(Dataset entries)
## BEGIN
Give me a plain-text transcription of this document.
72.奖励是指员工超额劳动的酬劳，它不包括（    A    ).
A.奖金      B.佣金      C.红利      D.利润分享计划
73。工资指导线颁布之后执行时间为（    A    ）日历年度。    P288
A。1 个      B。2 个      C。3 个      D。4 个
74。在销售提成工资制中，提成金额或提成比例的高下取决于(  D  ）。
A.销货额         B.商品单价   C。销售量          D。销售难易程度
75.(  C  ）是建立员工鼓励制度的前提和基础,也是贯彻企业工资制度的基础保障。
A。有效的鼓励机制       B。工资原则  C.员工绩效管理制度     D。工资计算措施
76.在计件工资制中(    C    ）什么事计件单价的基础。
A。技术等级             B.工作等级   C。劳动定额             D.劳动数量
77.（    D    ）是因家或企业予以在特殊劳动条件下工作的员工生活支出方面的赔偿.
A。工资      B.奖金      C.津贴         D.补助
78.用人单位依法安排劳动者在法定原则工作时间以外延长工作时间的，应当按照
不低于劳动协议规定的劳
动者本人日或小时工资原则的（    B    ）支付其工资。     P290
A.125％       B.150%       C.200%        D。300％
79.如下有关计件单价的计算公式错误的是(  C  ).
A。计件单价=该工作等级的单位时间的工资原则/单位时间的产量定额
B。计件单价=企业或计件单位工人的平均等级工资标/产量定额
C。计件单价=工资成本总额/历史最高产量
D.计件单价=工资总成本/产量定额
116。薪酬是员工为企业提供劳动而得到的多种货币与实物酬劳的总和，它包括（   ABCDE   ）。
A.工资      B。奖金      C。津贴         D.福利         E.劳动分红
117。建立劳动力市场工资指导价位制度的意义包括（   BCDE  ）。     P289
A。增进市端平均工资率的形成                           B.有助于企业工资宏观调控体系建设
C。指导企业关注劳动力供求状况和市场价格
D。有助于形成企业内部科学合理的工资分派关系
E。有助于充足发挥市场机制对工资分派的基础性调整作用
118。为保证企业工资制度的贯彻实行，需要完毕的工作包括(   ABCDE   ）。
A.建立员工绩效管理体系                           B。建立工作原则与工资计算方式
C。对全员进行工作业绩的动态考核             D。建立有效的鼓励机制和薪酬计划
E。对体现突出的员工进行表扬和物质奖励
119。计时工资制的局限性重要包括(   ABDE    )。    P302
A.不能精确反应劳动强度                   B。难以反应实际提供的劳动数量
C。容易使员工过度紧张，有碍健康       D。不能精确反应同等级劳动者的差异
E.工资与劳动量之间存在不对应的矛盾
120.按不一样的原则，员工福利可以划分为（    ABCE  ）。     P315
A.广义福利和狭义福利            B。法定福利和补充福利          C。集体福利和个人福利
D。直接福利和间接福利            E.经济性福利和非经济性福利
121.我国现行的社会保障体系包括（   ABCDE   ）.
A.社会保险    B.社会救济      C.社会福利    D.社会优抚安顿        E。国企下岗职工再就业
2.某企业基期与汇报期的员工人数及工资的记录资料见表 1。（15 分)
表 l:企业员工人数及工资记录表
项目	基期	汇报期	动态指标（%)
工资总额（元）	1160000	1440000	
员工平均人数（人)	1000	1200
## END
## BEGIN
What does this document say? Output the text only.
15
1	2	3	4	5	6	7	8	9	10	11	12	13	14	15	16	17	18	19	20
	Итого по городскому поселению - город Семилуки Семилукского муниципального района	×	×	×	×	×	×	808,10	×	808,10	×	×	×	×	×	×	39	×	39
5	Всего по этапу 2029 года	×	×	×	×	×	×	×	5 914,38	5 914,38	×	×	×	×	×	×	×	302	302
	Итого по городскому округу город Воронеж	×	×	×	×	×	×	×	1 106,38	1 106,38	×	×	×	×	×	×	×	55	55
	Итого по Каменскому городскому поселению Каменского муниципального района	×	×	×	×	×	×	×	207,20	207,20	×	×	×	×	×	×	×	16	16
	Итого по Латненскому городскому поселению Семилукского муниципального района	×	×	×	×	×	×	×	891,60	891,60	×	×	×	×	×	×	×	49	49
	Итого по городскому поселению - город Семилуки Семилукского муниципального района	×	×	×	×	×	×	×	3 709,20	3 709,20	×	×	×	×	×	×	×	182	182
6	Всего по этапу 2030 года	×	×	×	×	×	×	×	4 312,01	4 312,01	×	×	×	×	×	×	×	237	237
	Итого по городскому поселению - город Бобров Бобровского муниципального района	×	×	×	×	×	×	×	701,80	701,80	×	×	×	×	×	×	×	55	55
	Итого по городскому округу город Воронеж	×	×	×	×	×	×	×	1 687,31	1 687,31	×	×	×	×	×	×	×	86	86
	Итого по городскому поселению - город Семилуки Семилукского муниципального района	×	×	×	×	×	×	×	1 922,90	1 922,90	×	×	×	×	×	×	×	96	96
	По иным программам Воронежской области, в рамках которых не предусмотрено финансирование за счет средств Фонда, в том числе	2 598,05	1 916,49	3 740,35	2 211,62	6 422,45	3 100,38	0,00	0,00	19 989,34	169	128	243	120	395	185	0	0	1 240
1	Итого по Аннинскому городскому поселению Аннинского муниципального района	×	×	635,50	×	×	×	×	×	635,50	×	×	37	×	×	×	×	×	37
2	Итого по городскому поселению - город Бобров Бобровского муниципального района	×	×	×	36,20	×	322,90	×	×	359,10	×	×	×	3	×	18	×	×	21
## END
### What you have to do
Going through the records above, state how many lines carry "this", with no other text.

### Task result
2